EXTRAIT CITÉ:
3H10 pour Yuma : deux versions, deux « Amérique »

L’ancienne version s’échappe du schéma classique du western traditionnel, d’abord en choisissant le noir et blanc, comme pour mieux souligner l’aspect aride et désertique de l’environnement, ce film est en fait basé sur l’affrontement psychologique de deux personnalités très différentes, le tout dans l’espace confiné d’une chambre d’hôtel, alors que la tension monte à mesure que les heures passent.

Au contraire, la version 2008 semble renouer avec le western traditionnel. Le passage dans la chambre ne constituera que l’avant dernier quart d’heure du film. Le scénario privilégie les aventures dangereuses, au sein d’une nature merveilleuse, imposante, mais pleine de pièges, la civilisation étant représentée par l’horrible destruction des montagnes, que l’on fait exploser pour permettre aux chemins de fer de passer, l’aspect inhumain souligné par l’exploitation par des hommes de l’Est, de pauvres Chinois, une seule phrase nous amenant à comprendre qu’un esclavagisme a chassé l’autre.

L’interprétation est excellente pour l’un ou pour l’autre des deux films. Glenn Ford est saisissant dans ce contre-emploi de bandit “sympathique”, tout comme Russell Crowe, charismatique à souhait. Si Van Heflin, éternel second ou troisième rôle, représentait un monsieur tout le monde idéal, qui jouait soudain une partie bien trop forte pour lui, habité par l’idée de sauver les siens, Christian Bale interprète, lui, parfaitement le quadragénaire effacé, vieilli avant l’âge, désespéré et sans grande envergure, qui souhaite prouver aux autres et à lui-même qu’il a réussi sa tâche de père alors qu’il a raté tout le reste. Si les personnages secondaires sont peu connus dans le premier film, nous avons le plaisir de retrouver Peter Fonda en éclaireur sympathique et courageux mais au passé qui se révèle nébuleux et sombre. Il n’y a plus les méchants d’un côté ou les gentils de l’autre, mais seulement des hommes avec leurs faiblesses… A noter une tendance insistante et franchement agaçante pour le moins habituelle depuis quelques années, soit, la mise en lumière d’un personnage ignoble, désaxé et comme par hasard androgyne, qui fait une fixation passionnée sur Russell Crowe, et l’on nous fait comprendre très lourdement les tendances homosexuelles évidentes même si elles ne sont jamais évoquées. L’assimilation “pervers” et “homosexuel” devient gênante dans le cinéma tout public !

CONTENU DES DONNÉES:

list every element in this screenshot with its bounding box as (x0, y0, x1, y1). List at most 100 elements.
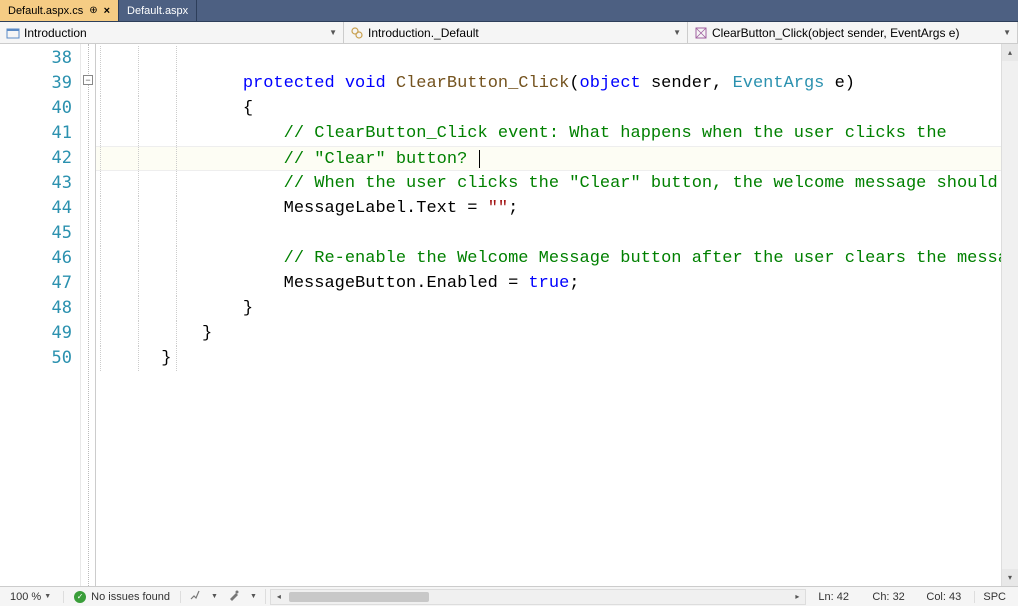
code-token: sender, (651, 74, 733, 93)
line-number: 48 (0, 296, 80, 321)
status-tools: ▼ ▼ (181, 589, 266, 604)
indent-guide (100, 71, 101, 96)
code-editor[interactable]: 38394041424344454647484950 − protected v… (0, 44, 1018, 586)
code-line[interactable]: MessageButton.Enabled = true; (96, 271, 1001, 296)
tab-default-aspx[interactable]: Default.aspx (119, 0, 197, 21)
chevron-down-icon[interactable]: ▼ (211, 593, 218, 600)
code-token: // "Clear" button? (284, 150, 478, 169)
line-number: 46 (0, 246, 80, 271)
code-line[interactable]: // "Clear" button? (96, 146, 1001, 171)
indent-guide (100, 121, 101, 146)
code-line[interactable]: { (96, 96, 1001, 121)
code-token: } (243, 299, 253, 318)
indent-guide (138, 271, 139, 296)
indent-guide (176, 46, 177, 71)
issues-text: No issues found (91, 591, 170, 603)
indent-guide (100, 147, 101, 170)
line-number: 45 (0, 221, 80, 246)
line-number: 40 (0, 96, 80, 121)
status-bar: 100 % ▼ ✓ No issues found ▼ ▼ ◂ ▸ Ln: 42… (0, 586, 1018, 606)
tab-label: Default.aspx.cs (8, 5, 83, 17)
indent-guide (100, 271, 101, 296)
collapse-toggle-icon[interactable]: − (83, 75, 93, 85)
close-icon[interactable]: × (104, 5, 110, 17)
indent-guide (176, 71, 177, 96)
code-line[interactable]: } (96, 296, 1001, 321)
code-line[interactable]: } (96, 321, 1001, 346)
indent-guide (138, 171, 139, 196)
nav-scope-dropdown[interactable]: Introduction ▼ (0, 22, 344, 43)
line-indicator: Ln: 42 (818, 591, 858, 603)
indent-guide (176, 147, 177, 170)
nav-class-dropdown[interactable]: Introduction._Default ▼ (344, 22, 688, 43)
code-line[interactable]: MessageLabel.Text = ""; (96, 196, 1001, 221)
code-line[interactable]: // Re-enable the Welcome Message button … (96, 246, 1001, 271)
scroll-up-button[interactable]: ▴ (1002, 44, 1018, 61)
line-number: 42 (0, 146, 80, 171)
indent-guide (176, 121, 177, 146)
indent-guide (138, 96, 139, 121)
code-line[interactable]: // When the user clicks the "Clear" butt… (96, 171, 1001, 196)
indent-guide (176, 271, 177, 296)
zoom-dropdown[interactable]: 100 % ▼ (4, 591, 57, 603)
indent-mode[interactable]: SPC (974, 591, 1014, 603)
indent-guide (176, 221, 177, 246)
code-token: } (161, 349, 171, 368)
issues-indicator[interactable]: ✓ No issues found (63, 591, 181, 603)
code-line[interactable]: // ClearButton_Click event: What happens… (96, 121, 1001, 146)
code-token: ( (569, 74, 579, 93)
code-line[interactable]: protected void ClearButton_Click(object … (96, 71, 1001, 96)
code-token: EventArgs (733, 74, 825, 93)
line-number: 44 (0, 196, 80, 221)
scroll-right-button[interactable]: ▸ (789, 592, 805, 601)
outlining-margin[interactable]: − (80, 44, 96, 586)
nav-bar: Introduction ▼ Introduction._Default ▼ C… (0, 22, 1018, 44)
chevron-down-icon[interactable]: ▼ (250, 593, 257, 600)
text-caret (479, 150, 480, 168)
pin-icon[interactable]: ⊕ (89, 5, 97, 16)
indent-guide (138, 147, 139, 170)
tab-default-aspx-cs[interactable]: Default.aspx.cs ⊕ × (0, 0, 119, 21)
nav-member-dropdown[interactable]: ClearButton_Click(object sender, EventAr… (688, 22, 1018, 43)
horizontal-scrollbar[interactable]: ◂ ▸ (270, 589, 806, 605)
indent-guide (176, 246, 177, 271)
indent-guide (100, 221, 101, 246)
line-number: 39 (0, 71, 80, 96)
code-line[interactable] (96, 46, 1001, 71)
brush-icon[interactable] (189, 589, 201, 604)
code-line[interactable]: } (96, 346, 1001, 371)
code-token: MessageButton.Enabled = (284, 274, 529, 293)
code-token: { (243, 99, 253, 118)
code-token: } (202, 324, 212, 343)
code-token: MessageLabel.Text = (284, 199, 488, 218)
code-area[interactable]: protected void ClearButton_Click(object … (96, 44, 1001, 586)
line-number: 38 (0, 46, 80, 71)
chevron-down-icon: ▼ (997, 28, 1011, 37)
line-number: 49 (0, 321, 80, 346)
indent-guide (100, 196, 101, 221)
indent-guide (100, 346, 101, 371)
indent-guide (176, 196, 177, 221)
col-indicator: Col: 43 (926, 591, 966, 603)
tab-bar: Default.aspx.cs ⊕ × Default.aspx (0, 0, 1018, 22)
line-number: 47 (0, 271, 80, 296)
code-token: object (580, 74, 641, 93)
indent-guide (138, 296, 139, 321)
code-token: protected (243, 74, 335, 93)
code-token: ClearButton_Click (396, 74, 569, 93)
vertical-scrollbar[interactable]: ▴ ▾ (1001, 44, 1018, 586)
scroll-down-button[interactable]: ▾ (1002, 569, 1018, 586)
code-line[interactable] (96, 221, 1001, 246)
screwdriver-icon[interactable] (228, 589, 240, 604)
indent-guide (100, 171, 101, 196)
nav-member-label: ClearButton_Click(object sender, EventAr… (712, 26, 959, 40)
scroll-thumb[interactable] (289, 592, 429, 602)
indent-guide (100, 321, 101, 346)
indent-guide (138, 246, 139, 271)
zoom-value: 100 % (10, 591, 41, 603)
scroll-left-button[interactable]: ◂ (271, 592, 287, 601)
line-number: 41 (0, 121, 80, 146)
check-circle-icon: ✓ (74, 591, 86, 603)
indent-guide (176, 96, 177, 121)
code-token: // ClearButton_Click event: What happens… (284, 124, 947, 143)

--

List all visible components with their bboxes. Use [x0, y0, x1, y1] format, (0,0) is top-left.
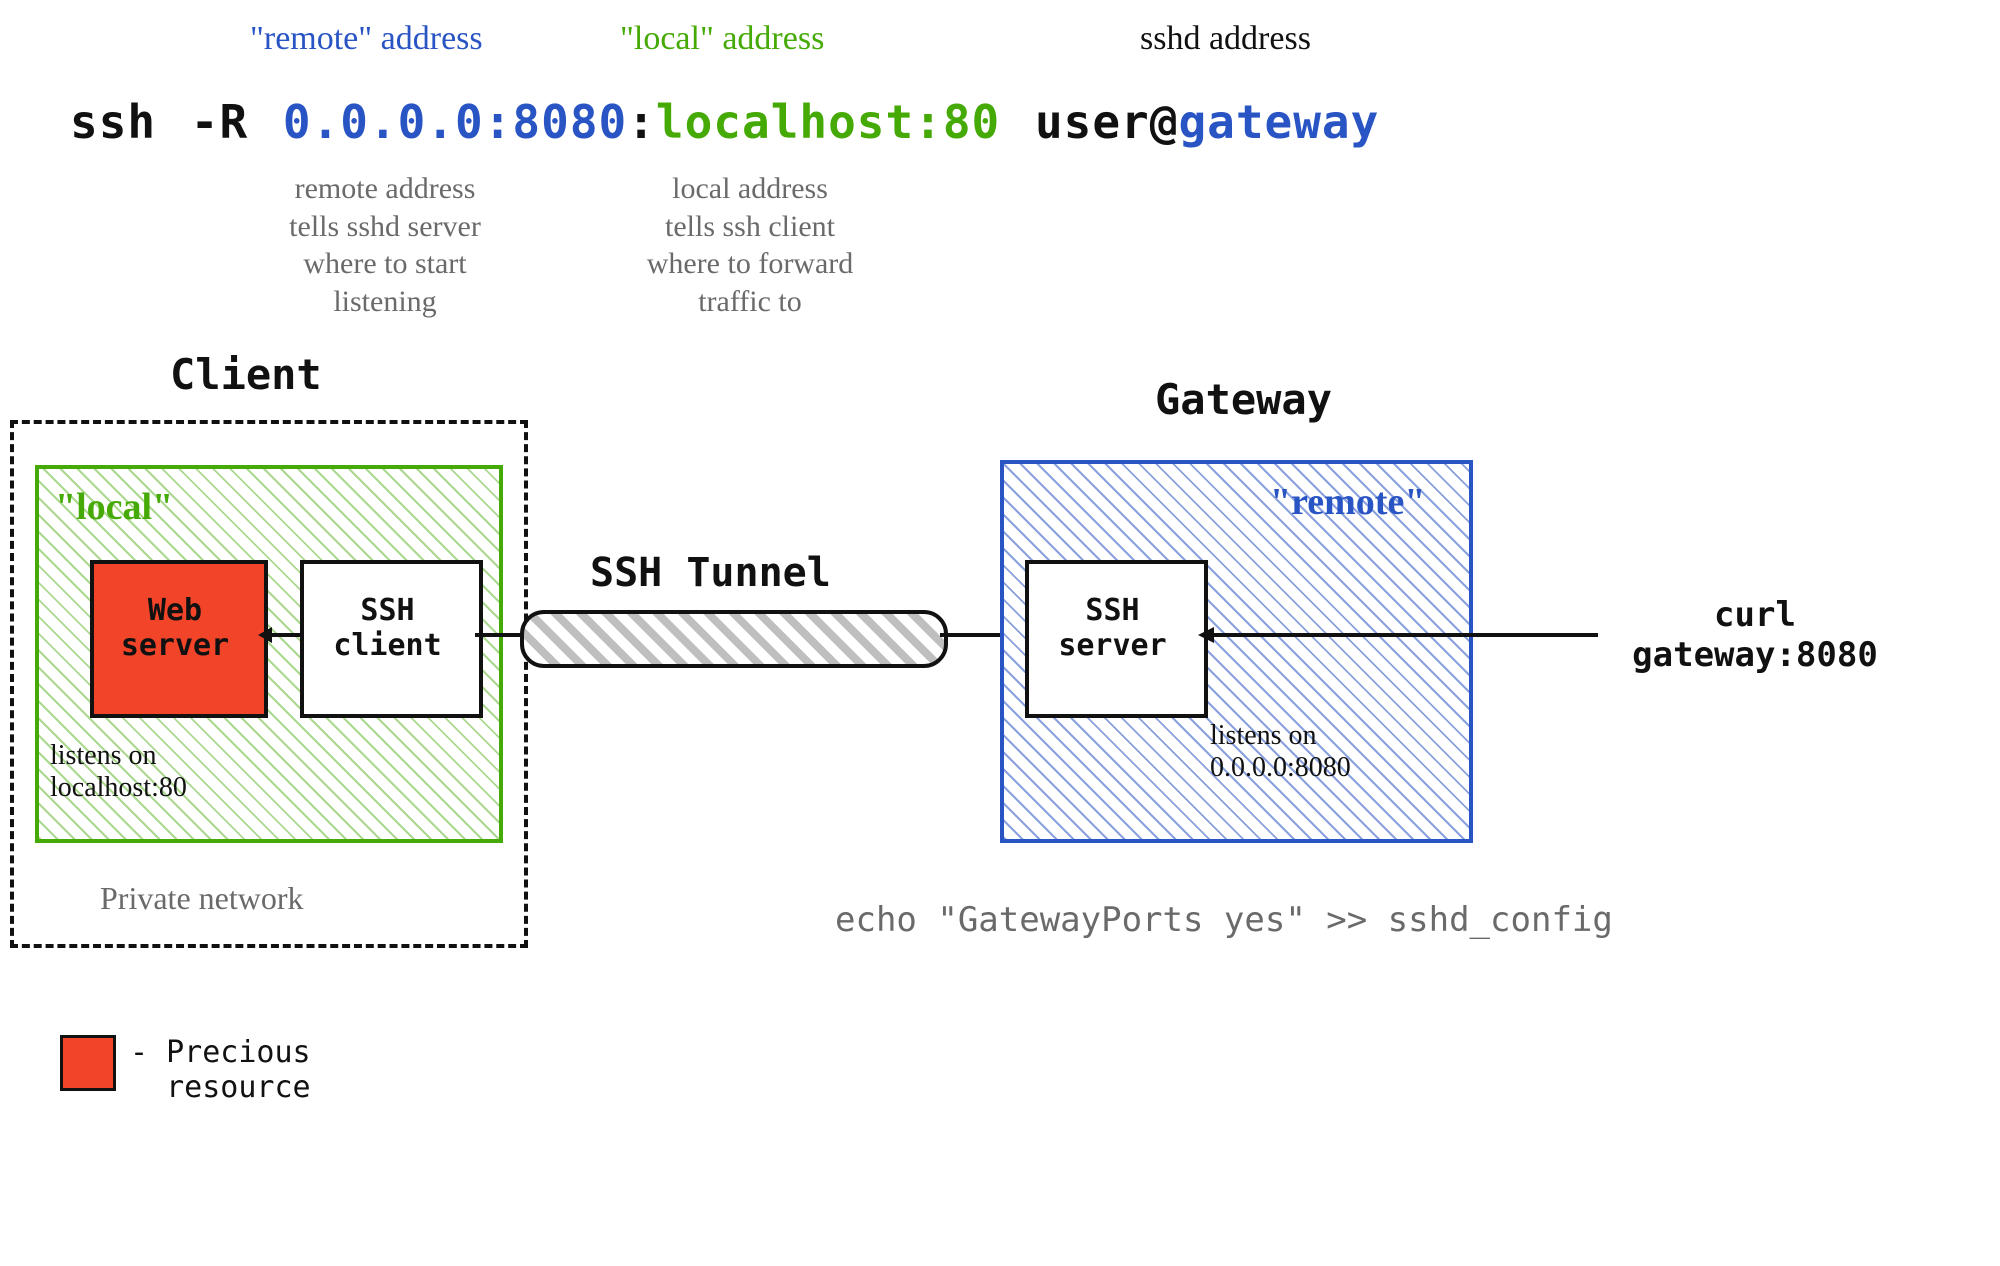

CONSIGNE: Recopiez mot pour mot le passage de la critique sur les deux versions de 3H10 pour Yuma, en commençant par "L’ancienne version s’échappe" et en allant jusqu'à "les heures passent.". Les lignes ci-dessus ne servent pas pour cet exercice.

RÉPONSE ATTENDUE:
L’ancienne version s’échappe du schéma classique du western traditionnel, d’abord en choisissant le noir et blanc, comme pour mieux souligner l’aspect aride et désertique de l’environnement, ce film est en fait basé sur l’affrontement psychologique de deux personnalités très différentes, le tout dans l’espace confiné d’une chambre d’hôtel, alors que la tension monte à mesure que les heures passent.